→ Written task: Filter the listing below, copying every line in which the word "Improper" appears.

Data excerpts start

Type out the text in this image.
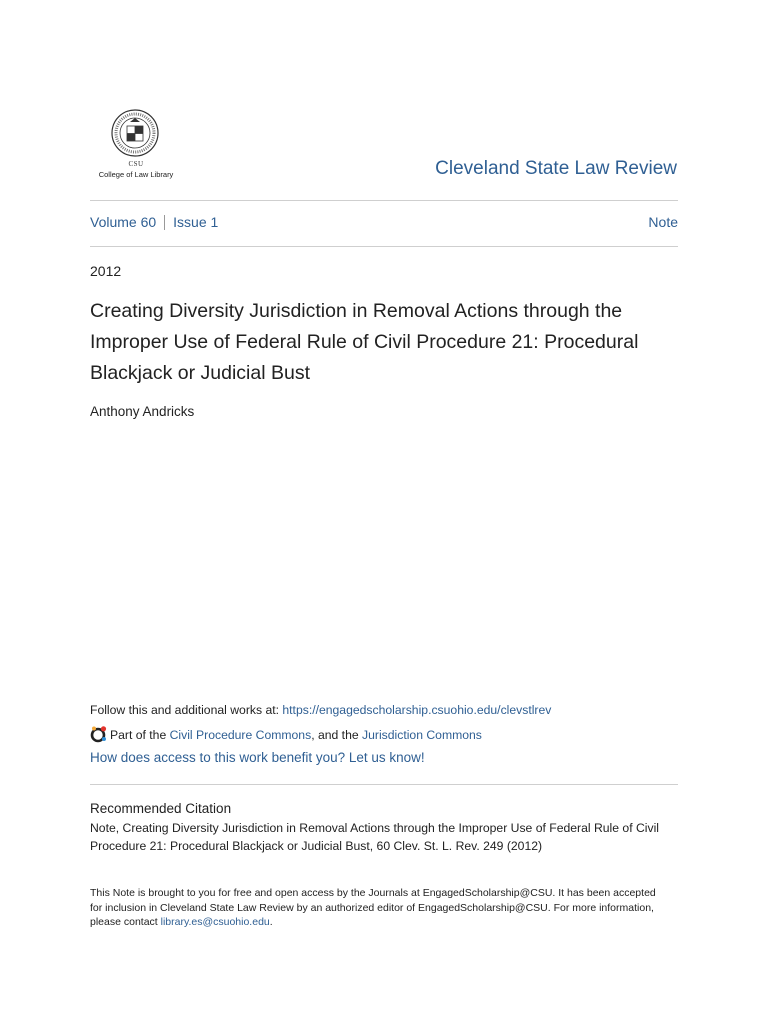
CSU
College of Law Library	Cleveland State Law Review
Volume 60 Issue 1	Note
2012
Creating Diversity Jurisdiction in Removal Actions through the Improper Use of Federal Rule of Civil Procedure 21: Procedural Blackjack or Judicial Bust
Anthony Andricks
Follow this and additional works at: https://engagedscholarship.csuohio.edu/clevstlrev
Part of the Civil Procedure Commons, and the Jurisdiction Commons
How does access to this work benefit you? Let us know!
Recommended Citation
Note, Creating Diversity Jurisdiction in Removal Actions through the Improper Use of Federal Rule of Civil Procedure 21: Procedural Blackjack or Judicial Bust, 60 Clev. St. L. Rev. 249 (2012)
This Note is brought to you for free and open access by the Journals at EngagedScholarship@CSU. It has been accepted for inclusion in Cleveland State Law Review by an authorized editor of EngagedScholarship@CSU. For more information, please contact library.es@csuohio.edu.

Data excerpts end

→ Answer to the exercise:
Creating Diversity Jurisdiction in Removal Actions through the Improper Use of Federal Rule of Civil Procedure 21: Procedural Blackjack or Judicial Bust
Note, Creating Diversity Jurisdiction in Removal Actions through the Improper Use of Federal Rule of Civil Procedure 21: Procedural Blackjack or Judicial Bust, 60 Clev. St. L. Rev. 249 (2012)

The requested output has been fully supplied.